(YOUR OBJECTIVE) Filter these entries, keeping only lines that hold the word "story".

(EXTRACTED MATERIAL)
◇ ◇ ◇
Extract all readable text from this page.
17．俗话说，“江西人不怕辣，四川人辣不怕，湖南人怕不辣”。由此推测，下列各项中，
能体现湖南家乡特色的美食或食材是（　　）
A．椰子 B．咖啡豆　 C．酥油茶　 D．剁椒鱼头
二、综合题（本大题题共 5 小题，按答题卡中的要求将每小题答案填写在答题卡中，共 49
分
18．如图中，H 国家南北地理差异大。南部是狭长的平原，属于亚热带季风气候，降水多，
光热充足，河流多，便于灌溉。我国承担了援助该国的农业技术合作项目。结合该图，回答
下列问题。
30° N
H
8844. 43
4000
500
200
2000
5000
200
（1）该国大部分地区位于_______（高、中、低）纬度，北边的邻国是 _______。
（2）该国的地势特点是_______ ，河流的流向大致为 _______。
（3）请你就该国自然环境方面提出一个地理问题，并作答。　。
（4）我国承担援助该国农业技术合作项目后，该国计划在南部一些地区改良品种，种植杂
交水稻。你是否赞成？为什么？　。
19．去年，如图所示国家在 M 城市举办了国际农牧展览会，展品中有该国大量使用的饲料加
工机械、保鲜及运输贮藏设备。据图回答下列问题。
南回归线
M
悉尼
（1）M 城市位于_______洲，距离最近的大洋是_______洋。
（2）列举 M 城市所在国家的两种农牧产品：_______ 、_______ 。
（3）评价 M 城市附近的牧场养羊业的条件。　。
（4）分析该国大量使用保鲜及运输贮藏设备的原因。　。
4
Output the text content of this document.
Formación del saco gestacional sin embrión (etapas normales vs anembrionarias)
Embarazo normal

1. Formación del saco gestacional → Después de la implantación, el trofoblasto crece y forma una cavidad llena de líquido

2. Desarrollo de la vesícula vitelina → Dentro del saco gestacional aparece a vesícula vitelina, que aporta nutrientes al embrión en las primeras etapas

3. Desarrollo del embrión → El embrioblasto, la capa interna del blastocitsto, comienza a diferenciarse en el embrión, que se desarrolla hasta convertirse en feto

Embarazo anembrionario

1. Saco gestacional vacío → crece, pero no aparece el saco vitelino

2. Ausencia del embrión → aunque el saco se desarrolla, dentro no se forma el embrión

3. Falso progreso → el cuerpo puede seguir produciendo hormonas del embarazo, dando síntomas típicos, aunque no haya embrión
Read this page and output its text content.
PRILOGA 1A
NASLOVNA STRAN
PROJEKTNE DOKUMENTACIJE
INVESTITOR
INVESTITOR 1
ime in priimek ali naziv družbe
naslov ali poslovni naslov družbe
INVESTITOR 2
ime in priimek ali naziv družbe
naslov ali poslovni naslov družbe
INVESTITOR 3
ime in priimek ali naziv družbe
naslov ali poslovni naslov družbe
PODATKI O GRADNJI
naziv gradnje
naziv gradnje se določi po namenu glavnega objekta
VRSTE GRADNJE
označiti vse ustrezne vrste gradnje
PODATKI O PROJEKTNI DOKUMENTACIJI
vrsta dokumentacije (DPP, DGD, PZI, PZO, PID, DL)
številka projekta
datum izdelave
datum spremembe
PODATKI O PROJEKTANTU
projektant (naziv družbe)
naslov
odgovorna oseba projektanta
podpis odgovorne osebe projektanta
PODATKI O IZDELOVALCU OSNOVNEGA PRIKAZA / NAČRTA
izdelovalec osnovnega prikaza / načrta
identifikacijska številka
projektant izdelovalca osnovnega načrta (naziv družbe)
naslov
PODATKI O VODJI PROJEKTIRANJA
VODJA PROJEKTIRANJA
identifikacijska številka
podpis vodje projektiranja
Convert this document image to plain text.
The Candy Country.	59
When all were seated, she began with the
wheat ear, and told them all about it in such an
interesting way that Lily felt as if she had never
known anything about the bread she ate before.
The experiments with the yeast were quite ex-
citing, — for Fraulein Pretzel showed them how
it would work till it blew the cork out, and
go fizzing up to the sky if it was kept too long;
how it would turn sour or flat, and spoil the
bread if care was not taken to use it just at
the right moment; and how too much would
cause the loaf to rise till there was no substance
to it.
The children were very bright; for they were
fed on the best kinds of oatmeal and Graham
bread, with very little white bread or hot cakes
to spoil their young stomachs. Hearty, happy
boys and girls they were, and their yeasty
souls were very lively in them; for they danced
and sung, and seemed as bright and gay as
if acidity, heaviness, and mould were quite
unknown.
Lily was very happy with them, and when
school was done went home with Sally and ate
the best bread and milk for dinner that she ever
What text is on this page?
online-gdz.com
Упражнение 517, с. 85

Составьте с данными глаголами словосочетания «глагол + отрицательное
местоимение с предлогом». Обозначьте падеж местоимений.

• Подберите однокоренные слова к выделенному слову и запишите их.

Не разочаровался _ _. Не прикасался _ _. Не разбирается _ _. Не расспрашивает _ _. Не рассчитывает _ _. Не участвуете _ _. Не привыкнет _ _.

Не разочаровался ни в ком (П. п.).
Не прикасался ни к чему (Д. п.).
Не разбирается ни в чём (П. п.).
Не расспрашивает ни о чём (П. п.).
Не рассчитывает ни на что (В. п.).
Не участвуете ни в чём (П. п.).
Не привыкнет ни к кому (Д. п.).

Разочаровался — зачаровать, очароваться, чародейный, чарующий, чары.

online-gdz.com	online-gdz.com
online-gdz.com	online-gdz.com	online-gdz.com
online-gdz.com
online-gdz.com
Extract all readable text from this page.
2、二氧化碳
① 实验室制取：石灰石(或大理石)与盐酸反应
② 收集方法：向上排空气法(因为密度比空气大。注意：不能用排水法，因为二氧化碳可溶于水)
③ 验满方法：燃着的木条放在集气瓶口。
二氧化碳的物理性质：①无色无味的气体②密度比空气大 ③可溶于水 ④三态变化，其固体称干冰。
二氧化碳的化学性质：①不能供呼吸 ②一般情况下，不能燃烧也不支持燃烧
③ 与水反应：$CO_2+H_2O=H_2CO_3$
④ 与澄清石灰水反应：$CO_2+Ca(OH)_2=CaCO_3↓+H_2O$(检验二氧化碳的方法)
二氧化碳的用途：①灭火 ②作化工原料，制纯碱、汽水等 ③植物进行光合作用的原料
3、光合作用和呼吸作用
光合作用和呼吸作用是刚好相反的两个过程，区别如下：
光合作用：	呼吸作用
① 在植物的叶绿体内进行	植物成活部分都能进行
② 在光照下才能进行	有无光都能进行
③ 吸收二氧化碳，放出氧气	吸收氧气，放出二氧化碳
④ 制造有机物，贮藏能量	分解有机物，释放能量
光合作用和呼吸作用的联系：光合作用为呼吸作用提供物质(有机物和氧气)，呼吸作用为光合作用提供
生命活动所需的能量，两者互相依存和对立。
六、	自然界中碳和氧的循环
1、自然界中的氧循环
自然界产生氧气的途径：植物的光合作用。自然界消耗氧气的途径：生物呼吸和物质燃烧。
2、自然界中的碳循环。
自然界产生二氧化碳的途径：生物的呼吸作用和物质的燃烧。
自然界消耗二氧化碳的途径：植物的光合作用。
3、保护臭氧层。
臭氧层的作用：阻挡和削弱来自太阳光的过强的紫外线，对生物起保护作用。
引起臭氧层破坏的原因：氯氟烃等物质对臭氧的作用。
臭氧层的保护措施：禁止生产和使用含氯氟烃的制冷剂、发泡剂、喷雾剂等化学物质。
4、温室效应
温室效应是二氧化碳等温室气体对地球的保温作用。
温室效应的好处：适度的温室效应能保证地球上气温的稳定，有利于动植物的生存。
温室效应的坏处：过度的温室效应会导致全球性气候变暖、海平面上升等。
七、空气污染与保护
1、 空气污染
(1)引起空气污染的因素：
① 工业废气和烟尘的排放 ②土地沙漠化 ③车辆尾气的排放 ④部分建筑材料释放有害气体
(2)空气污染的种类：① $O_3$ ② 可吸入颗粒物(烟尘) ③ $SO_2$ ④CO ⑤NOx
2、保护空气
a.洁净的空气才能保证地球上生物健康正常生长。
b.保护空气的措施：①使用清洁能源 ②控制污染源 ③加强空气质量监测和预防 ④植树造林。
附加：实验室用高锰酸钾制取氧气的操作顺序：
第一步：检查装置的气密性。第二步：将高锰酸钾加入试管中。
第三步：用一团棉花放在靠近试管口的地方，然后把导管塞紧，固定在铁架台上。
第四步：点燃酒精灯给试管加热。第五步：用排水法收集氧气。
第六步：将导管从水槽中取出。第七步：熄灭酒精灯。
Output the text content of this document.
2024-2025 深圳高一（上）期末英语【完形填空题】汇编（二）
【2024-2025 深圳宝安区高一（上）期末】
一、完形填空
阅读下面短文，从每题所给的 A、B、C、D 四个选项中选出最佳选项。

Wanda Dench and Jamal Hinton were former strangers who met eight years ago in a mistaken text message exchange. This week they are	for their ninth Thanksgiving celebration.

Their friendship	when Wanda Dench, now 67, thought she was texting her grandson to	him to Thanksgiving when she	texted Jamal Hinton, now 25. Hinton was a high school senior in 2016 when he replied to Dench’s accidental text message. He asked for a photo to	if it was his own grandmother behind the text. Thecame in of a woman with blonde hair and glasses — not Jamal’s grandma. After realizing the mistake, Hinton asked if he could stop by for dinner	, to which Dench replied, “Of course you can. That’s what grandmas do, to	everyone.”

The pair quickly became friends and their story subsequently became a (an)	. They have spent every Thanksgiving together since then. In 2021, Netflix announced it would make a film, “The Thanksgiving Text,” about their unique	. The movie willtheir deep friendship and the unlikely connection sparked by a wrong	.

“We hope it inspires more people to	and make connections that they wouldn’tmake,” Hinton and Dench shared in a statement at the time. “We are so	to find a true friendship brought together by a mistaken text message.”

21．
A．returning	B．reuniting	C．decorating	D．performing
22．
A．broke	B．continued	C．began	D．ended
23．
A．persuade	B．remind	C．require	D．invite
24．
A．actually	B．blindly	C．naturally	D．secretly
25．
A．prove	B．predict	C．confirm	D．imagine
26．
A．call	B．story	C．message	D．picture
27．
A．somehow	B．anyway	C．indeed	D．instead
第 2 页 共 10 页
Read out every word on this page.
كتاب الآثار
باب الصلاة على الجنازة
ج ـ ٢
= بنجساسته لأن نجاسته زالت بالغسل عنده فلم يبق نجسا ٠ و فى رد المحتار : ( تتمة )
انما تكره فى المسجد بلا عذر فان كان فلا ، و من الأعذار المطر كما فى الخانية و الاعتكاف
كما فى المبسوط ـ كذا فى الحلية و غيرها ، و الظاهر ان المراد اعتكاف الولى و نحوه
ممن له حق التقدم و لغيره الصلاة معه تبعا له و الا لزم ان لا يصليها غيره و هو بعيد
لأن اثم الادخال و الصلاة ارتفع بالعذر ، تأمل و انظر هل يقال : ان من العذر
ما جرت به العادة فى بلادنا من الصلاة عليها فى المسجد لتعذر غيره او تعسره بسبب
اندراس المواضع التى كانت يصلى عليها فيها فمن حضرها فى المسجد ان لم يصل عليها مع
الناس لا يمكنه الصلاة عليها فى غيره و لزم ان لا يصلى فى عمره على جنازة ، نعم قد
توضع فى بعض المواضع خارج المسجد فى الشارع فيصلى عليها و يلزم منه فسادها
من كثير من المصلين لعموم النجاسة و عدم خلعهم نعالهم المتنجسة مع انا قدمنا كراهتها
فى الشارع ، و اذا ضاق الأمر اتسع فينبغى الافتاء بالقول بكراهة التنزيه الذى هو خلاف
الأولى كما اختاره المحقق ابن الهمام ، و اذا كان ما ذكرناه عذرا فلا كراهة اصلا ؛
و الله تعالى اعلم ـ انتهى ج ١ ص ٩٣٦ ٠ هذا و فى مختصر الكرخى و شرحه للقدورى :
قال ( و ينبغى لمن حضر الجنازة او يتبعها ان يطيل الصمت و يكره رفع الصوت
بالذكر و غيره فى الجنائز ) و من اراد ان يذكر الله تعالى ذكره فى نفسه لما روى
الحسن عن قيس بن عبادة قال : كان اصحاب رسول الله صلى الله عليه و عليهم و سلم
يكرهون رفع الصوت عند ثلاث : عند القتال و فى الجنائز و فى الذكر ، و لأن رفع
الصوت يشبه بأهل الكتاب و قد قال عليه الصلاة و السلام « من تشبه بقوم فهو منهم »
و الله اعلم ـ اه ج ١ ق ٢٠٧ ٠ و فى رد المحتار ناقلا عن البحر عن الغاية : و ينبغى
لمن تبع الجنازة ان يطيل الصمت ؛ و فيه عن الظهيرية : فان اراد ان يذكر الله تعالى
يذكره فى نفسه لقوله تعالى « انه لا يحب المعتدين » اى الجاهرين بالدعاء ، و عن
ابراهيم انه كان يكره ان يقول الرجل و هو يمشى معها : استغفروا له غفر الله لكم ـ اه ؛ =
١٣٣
◇ ◇ ◇
(REPLY TO THE EXERCISE)
The pair quickly became friends and their story subsequently became a (an)	. They have spent every Thanksgiving together since then. In 2021, Netflix announced it would make a film, “The Thanksgiving Text,” about their unique	. The movie willtheir deep friendship and the unlikely connection sparked by a wrong	.
A．call	B．story	C．message	D．picture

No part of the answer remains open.